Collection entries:
····················

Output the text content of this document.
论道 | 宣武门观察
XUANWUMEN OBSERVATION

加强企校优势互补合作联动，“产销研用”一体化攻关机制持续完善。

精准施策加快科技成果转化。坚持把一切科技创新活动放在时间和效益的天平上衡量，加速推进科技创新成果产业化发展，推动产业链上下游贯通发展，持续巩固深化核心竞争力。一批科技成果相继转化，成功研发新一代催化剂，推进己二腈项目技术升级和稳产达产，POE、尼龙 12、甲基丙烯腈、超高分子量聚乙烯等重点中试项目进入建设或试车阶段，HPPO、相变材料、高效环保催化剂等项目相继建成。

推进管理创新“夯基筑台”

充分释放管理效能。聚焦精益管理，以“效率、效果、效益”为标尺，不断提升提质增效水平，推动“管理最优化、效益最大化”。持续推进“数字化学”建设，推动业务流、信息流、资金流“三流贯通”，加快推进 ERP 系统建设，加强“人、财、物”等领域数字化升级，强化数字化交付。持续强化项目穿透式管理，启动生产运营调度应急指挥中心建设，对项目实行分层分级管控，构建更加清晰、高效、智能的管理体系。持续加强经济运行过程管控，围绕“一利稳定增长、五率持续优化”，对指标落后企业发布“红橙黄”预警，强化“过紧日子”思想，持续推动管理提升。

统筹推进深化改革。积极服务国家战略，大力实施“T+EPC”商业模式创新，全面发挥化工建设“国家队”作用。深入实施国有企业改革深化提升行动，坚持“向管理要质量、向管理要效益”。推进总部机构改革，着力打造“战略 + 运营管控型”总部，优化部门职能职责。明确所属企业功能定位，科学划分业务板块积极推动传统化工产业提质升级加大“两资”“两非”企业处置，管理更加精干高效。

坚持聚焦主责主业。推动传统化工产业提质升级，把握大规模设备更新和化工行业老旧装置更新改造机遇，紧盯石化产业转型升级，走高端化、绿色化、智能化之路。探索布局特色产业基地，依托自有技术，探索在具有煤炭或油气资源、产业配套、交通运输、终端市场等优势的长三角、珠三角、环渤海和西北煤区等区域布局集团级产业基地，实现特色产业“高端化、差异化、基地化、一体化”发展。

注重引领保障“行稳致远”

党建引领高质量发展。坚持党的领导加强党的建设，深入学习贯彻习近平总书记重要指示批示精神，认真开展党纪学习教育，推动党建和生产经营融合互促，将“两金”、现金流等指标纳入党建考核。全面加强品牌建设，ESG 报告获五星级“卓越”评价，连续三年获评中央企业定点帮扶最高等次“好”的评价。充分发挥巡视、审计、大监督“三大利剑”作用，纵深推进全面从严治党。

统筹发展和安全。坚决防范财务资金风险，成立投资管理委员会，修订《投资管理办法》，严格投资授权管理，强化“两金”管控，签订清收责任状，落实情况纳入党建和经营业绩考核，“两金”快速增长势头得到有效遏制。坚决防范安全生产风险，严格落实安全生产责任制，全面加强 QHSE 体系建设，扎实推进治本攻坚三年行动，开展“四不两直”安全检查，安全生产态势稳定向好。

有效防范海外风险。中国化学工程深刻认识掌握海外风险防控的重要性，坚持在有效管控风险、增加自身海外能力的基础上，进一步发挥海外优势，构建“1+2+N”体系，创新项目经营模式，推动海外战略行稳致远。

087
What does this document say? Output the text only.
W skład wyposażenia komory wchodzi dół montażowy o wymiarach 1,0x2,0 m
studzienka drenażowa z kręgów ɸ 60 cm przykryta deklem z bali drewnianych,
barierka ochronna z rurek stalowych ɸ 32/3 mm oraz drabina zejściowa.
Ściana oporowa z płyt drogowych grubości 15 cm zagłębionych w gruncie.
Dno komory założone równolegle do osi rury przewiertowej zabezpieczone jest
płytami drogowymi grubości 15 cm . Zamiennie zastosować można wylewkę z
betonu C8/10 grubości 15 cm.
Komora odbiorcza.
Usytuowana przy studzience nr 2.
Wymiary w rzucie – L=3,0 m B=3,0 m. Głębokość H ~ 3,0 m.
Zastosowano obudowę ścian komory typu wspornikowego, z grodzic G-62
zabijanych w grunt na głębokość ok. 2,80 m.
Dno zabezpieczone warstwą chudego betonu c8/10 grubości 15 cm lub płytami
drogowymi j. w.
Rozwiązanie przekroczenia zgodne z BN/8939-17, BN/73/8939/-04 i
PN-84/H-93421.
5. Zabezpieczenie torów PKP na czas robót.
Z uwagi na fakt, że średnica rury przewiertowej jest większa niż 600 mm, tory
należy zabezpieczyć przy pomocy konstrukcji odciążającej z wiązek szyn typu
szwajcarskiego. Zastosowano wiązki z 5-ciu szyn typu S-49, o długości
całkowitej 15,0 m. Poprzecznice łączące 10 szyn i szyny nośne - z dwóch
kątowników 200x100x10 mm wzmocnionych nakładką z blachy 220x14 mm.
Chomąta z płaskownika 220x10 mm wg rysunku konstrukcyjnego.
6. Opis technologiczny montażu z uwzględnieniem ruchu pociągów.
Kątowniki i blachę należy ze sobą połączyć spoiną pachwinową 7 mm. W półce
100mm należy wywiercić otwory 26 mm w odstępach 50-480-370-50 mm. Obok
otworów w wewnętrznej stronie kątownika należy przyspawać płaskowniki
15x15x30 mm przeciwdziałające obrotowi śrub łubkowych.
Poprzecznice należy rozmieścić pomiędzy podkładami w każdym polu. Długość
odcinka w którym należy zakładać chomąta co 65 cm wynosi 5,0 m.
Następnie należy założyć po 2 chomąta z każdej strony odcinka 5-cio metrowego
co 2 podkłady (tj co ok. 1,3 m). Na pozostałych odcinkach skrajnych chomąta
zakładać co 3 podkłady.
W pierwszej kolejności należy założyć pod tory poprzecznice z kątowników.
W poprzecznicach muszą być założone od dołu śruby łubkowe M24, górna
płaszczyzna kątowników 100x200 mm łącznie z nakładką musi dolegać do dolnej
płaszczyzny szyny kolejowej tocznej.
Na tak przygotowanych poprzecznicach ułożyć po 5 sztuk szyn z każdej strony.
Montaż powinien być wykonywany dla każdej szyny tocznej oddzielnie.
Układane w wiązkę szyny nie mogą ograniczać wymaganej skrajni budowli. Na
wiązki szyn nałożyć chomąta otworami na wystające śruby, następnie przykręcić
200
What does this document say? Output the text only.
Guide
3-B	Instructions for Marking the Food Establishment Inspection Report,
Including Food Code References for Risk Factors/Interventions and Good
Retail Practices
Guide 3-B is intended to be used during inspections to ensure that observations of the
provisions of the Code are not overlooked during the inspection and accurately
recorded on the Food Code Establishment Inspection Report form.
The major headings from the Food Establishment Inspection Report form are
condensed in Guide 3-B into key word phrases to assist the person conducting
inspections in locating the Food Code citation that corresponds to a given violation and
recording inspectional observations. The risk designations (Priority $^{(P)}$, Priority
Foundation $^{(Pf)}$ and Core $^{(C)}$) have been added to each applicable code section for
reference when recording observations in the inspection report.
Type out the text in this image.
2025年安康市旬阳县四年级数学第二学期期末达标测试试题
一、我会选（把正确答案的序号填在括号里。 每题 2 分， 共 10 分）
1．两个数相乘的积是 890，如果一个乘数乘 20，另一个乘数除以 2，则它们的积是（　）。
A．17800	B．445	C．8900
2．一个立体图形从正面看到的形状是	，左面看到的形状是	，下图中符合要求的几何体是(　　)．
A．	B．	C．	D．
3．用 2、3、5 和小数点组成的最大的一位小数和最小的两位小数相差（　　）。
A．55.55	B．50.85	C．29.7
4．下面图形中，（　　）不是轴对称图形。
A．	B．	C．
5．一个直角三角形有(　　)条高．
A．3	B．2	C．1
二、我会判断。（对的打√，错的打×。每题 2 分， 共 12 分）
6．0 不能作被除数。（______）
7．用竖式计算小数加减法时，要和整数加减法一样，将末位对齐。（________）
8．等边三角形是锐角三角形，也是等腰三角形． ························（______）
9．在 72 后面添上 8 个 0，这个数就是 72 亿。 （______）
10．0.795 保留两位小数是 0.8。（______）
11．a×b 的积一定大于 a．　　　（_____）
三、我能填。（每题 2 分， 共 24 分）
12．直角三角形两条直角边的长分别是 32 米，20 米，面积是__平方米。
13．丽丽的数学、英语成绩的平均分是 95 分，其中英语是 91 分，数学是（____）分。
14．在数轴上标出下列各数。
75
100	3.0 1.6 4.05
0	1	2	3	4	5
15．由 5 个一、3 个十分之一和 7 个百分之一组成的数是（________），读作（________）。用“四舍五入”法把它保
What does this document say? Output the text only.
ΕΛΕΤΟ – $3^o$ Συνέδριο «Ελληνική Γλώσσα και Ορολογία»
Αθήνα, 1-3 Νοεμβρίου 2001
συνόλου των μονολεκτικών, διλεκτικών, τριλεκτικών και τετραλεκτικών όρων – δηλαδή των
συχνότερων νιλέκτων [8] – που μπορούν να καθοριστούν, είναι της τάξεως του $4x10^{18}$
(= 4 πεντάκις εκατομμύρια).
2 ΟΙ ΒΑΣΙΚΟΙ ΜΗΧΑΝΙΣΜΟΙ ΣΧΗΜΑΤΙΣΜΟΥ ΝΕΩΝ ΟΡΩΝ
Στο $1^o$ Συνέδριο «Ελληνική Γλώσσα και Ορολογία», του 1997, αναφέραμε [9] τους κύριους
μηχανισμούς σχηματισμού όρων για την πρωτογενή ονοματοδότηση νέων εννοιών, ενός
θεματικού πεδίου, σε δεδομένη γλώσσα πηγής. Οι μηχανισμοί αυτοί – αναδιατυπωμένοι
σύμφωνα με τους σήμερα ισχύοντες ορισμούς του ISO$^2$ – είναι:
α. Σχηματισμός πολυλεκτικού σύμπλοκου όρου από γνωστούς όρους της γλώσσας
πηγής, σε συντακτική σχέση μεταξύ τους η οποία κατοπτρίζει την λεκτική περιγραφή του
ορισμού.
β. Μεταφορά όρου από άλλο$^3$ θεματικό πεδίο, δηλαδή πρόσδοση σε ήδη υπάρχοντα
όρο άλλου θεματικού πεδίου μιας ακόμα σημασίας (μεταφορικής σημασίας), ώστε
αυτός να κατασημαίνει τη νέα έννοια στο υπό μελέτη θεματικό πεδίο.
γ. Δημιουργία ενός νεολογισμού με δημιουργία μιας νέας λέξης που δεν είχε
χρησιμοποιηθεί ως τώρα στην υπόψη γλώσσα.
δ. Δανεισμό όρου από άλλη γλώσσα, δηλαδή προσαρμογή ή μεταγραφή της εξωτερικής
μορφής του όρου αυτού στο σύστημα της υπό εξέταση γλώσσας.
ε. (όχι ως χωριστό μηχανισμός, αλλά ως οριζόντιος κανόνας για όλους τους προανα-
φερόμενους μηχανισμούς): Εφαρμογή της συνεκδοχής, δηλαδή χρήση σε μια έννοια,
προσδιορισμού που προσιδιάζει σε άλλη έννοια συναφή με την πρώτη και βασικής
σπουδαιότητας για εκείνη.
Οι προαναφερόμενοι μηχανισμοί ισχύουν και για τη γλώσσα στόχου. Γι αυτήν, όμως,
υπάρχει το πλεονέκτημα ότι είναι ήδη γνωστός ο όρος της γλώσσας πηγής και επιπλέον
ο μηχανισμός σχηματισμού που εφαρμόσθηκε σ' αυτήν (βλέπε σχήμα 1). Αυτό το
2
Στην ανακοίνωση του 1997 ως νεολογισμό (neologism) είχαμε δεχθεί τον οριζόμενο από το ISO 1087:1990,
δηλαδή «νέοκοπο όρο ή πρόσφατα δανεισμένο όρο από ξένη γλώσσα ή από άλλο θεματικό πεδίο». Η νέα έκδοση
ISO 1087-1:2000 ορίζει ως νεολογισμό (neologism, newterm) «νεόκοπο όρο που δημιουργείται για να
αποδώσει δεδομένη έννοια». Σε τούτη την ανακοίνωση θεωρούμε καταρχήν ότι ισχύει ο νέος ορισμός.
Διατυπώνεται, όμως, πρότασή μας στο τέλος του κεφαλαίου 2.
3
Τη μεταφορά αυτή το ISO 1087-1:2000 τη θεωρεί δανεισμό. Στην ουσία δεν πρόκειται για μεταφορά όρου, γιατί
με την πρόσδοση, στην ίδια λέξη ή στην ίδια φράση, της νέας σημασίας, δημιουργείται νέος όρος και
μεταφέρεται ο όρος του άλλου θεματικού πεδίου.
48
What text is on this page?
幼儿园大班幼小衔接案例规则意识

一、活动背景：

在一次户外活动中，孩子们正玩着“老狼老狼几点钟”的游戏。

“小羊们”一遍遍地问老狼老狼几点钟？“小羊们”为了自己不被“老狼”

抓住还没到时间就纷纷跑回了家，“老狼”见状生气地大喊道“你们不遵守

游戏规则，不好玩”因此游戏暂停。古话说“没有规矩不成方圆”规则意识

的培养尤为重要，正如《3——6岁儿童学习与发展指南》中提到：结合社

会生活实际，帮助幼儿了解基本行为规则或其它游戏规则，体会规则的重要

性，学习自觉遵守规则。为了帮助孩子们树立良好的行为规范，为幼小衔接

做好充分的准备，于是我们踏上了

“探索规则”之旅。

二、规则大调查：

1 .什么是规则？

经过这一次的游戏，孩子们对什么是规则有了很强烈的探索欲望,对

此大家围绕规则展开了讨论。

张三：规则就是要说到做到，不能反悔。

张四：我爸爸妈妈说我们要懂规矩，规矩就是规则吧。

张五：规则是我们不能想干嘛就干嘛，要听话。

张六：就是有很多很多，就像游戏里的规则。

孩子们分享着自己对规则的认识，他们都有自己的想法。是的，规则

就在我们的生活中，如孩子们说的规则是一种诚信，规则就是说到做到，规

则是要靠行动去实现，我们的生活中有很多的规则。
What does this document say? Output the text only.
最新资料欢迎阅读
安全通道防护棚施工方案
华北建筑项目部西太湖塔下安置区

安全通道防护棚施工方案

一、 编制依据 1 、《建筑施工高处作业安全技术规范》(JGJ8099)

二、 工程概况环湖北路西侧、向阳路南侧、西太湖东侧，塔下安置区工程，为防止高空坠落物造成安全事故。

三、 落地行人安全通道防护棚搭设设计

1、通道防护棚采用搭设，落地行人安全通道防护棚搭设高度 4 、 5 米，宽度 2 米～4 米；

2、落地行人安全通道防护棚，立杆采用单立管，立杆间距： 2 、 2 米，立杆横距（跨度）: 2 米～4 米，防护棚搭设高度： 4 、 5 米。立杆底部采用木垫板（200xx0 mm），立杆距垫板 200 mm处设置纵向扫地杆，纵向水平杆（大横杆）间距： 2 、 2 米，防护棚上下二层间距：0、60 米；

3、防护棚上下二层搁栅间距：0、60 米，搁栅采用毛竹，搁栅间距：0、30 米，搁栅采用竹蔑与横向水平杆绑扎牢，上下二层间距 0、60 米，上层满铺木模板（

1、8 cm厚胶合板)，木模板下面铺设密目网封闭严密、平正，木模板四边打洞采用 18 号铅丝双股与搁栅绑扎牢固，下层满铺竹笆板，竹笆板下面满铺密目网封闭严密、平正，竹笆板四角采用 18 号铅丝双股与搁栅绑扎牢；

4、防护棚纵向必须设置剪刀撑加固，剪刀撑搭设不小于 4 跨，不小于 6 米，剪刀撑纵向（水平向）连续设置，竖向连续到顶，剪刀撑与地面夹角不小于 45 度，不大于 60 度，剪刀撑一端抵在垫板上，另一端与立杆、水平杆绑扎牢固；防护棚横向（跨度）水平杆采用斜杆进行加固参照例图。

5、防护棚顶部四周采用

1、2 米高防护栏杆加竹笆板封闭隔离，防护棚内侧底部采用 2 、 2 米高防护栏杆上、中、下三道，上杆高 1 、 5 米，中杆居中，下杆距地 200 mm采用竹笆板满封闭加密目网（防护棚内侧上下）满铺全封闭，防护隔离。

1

····················

PROBLEM DESCRIPTION ▸ Work through the records line by line and tally those with the word "σχηματισμού". Report only the total.

RESPONSE ▸ 2